start Information given

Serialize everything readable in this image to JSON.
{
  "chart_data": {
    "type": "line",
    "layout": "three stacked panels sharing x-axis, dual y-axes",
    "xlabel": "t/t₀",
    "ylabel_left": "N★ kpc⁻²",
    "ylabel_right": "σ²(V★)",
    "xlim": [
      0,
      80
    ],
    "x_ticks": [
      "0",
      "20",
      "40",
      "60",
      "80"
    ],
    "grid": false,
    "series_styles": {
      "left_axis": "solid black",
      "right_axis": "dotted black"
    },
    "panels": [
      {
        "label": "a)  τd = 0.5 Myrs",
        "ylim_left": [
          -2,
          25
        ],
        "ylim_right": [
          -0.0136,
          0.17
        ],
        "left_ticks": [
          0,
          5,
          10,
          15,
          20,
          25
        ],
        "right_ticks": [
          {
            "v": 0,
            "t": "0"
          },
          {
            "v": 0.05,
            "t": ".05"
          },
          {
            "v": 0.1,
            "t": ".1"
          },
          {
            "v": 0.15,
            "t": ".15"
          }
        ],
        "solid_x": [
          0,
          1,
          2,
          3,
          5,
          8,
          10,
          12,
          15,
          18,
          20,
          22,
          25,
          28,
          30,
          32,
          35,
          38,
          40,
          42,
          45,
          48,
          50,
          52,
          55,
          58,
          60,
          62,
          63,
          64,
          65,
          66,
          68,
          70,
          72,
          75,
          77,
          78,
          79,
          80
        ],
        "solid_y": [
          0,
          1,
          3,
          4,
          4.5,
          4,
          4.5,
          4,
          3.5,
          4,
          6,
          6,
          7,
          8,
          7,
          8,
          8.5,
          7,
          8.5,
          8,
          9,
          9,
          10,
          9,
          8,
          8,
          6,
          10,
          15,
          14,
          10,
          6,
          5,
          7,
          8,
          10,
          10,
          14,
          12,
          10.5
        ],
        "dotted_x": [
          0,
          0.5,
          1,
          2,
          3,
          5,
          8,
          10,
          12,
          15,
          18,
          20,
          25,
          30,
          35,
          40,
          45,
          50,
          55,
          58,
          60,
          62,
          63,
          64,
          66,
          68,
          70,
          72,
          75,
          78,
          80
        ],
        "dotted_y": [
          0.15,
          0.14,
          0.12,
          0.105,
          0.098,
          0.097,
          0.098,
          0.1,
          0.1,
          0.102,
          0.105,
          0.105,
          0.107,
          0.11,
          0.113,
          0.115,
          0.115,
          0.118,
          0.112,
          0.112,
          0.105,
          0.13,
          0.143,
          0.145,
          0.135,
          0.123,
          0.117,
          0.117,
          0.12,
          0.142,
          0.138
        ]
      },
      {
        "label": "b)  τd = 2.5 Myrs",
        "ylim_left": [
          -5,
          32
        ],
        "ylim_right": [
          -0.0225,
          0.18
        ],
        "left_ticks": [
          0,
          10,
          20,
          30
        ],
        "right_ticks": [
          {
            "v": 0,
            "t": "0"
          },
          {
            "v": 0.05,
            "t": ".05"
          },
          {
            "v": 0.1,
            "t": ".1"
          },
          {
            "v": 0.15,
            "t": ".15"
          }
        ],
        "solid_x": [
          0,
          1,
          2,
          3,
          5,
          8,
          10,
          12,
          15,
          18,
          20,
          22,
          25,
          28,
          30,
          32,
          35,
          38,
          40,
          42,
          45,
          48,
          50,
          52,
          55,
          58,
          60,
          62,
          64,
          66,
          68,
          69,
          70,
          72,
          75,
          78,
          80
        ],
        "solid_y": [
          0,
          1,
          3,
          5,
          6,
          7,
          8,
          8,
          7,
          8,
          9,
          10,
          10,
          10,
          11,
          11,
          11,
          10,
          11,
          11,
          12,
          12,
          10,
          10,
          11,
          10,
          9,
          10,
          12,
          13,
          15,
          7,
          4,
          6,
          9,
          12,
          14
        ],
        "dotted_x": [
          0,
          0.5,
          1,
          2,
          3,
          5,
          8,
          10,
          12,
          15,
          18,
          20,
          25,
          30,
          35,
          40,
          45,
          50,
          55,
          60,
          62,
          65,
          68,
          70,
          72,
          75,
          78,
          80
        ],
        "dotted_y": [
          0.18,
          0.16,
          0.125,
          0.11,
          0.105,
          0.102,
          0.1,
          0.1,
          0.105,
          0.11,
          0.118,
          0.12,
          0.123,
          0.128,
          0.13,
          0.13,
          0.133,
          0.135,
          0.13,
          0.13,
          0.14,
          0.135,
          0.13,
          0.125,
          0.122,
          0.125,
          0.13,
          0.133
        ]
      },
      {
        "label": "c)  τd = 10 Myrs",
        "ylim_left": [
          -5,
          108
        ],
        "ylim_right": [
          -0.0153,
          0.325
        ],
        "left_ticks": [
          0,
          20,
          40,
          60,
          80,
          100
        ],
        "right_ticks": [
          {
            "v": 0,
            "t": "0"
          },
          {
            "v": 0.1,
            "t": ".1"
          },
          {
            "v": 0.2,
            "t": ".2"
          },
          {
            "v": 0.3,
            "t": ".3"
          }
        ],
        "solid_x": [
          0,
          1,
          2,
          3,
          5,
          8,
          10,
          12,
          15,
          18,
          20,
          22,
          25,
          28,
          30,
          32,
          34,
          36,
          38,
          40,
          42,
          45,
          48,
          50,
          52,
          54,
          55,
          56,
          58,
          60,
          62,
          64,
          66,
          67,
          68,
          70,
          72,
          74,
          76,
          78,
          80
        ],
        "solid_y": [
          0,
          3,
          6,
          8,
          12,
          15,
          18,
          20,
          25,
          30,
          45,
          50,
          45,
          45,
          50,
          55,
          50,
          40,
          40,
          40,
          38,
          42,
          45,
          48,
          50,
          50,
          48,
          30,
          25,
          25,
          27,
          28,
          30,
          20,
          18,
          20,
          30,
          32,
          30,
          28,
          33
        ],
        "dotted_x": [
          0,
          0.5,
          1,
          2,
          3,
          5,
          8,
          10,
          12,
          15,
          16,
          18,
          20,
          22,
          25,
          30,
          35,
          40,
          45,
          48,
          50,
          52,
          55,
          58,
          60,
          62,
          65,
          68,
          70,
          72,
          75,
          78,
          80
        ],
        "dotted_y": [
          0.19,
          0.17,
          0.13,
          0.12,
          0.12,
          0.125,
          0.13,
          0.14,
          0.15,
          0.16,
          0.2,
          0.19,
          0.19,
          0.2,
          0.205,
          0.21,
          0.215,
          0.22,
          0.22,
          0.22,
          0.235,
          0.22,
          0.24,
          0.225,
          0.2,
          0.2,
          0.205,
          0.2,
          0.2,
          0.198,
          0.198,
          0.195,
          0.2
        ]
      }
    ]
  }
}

end Information given

Task to complete.
Quote the data above in full, changing nothing.

Task output.
Serialize everything readable in this image to JSON.
{
  "chart_data": {
    "type": "line",
    "layout": "three stacked panels sharing x-axis, dual y-axes",
    "xlabel": "t/t₀",
    "ylabel_left": "N★ kpc⁻²",
    "ylabel_right": "σ²(V★)",
    "xlim": [
      0,
      80
    ],
    "x_ticks": [
      "0",
      "20",
      "40",
      "60",
      "80"
    ],
    "grid": false,
    "series_styles": {
      "left_axis": "solid black",
      "right_axis": "dotted black"
    },
    "panels": [
      {
        "label": "a)  τd = 0.5 Myrs",
        "ylim_left": [
          -2,
          25
        ],
        "ylim_right": [
          -0.0136,
          0.17
        ],
        "left_ticks": [
          0,
          5,
          10,
          15,
          20,
          25
        ],
        "right_ticks": [
          {
            "v": 0,
            "t": "0"
          },
          {
            "v": 0.05,
            "t": ".05"
          },
          {
            "v": 0.1,
            "t": ".1"
          },
          {
            "v": 0.15,
            "t": ".15"
          }
        ],
        "solid_x": [
          0,
          1,
          2,
          3,
          5,
          8,
          10,
          12,
          15,
          18,
          20,
          22,
          25,
          28,
          30,
          32,
          35,
          38,
          40,
          42,
          45,
          48,
          50,
          52,
          55,
          58,
          60,
          62,
          63,
          64,
          65,
          66,
          68,
          70,
          72,
          75,
          77,
          78,
          79,
          80
        ],
        "solid_y": [
          0,
          1,
          3,
          4,
          4.5,
          4,
          4.5,
          4,
          3.5,
          4,
          6,
          6,
          7,
          8,
          7,
          8,
          8.5,
          7,
          8.5,
          8,
          9,
          9,
          10,
          9,
          8,
          8,
          6,
          10,
          15,
          14,
          10,
          6,
          5,
          7,
          8,
          10,
          10,
          14,
          12,
          10.5
        ],
        "dotted_x": [
          0,
          0.5,
          1,
          2,
          3,
          5,
          8,
          10,
          12,
          15,
          18,
          20,
          25,
          30,
          35,
          40,
          45,
          50,
          55,
          58,
          60,
          62,
          63,
          64,
          66,
          68,
          70,
          72,
          75,
          78,
          80
        ],
        "dotted_y": [
          0.15,
          0.14,
          0.12,
          0.105,
          0.098,
          0.097,
          0.098,
          0.1,
          0.1,
          0.102,
          0.105,
          0.105,
          0.107,
          0.11,
          0.113,
          0.115,
          0.115,
          0.118,
          0.112,
          0.112,
          0.105,
          0.13,
          0.143,
          0.145,
          0.135,
          0.123,
          0.117,
          0.117,
          0.12,
          0.142,
          0.138
        ]
      },
      {
        "label": "b)  τd = 2.5 Myrs",
        "ylim_left": [
          -5,
          32
        ],
        "ylim_right": [
          -0.0225,
          0.18
        ],
        "left_ticks": [
          0,
          10,
          20,
          30
        ],
        "right_ticks": [
          {
            "v": 0,
            "t": "0"
          },
          {
            "v": 0.05,
            "t": ".05"
          },
          {
            "v": 0.1,
            "t": ".1"
          },
          {
            "v": 0.15,
            "t": ".15"
          }
        ],
        "solid_x": [
          0,
          1,
          2,
          3,
          5,
          8,
          10,
          12,
          15,
          18,
          20,
          22,
          25,
          28,
          30,
          32,
          35,
          38,
          40,
          42,
          45,
          48,
          50,
          52,
          55,
          58,
          60,
          62,
          64,
          66,
          68,
          69,
          70,
          72,
          75,
          78,
          80
        ],
        "solid_y": [
          0,
          1,
          3,
          5,
          6,
          7,
          8,
          8,
          7,
          8,
          9,
          10,
          10,
          10,
          11,
          11,
          11,
          10,
          11,
          11,
          12,
          12,
          10,
          10,
          11,
          10,
          9,
          10,
          12,
          13,
          15,
          7,
          4,
          6,
          9,
          12,
          14
        ],
        "dotted_x": [
          0,
          0.5,
          1,
          2,
          3,
          5,
          8,
          10,
          12,
          15,
          18,
          20,
          25,
          30,
          35,
          40,
          45,
          50,
          55,
          60,
          62,
          65,
          68,
          70,
          72,
          75,
          78,
          80
        ],
        "dotted_y": [
          0.18,
          0.16,
          0.125,
          0.11,
          0.105,
          0.102,
          0.1,
          0.1,
          0.105,
          0.11,
          0.118,
          0.12,
          0.123,
          0.128,
          0.13,
          0.13,
          0.133,
          0.135,
          0.13,
          0.13,
          0.14,
          0.135,
          0.13,
          0.125,
          0.122,
          0.125,
          0.13,
          0.133
        ]
      },
      {
        "label": "c)  τd = 10 Myrs",
        "ylim_left": [
          -5,
          108
        ],
        "ylim_right": [
          -0.0153,
          0.325
        ],
        "left_ticks": [
          0,
          20,
          40,
          60,
          80,
          100
        ],
        "right_ticks": [
          {
            "v": 0,
            "t": "0"
          },
          {
            "v": 0.1,
            "t": ".1"
          },
          {
            "v": 0.2,
            "t": ".2"
          },
          {
            "v": 0.3,
            "t": ".3"
          }
        ],
        "solid_x": [
          0,
          1,
          2,
          3,
          5,
          8,
          10,
          12,
          15,
          18,
          20,
          22,
          25,
          28,
          30,
          32,
          34,
          36,
          38,
          40,
          42,
          45,
          48,
          50,
          52,
          54,
          55,
          56,
          58,
          60,
          62,
          64,
          66,
          67,
          68,
          70,
          72,
          74,
          76,
          78,
          80
        ],
        "solid_y": [
          0,
          3,
          6,
          8,
          12,
          15,
          18,
          20,
          25,
          30,
          45,
          50,
          45,
          45,
          50,
          55,
          50,
          40,
          40,
          40,
          38,
          42,
          45,
          48,
          50,
          50,
          48,
          30,
          25,
          25,
          27,
          28,
          30,
          20,
          18,
          20,
          30,
          32,
          30,
          28,
          33
        ],
        "dotted_x": [
          0,
          0.5,
          1,
          2,
          3,
          5,
          8,
          10,
          12,
          15,
          16,
          18,
          20,
          22,
          25,
          30,
          35,
          40,
          45,
          48,
          50,
          52,
          55,
          58,
          60,
          62,
          65,
          68,
          70,
          72,
          75,
          78,
          80
        ],
        "dotted_y": [
          0.19,
          0.17,
          0.13,
          0.12,
          0.12,
          0.125,
          0.13,
          0.14,
          0.15,
          0.16,
          0.2,
          0.19,
          0.19,
          0.2,
          0.205,
          0.21,
          0.215,
          0.22,
          0.22,
          0.22,
          0.235,
          0.22,
          0.24,
          0.225,
          0.2,
          0.2,
          0.205,
          0.2,
          0.2,
          0.198,
          0.198,
          0.195,
          0.2
        ]
      }
    ]
  }
}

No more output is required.